# REQUIREMENT
Tally the lines that contain the string "views" and give the number by itself.

-- RECORDS TO PROCESS start --

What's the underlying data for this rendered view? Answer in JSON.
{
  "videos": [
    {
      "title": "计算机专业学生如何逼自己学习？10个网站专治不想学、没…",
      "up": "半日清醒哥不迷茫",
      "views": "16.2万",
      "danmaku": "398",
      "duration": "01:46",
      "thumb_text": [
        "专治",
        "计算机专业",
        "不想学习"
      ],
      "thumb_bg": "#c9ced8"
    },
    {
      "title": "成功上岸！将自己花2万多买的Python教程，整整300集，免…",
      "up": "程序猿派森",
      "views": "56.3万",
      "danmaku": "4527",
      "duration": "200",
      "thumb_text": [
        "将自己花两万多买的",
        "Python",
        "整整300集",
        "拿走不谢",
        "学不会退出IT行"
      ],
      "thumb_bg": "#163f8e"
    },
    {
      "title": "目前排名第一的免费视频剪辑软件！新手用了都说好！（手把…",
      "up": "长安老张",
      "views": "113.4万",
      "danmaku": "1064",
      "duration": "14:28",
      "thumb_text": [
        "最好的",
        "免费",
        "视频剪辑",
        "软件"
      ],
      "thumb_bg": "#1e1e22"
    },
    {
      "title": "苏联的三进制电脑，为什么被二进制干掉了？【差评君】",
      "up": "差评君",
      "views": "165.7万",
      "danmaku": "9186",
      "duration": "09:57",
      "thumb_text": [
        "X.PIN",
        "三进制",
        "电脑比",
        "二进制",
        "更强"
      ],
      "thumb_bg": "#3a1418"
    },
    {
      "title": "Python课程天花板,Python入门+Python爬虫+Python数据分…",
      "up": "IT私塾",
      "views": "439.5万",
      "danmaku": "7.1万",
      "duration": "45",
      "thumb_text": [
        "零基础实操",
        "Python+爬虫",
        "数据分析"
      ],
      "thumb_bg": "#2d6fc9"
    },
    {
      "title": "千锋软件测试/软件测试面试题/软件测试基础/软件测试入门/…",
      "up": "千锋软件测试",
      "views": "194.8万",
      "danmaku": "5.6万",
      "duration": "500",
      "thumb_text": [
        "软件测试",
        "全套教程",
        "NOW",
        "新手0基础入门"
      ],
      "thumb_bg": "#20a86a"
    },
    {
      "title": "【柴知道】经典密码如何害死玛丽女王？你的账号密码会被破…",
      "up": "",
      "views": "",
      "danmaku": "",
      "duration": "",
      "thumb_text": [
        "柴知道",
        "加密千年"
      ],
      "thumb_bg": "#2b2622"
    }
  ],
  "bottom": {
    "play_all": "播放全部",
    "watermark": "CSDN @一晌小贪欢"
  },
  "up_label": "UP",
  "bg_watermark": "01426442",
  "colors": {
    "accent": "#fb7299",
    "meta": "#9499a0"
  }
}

-- RECORDS TO PROCESS end --

# COMPLETE ANSWER
7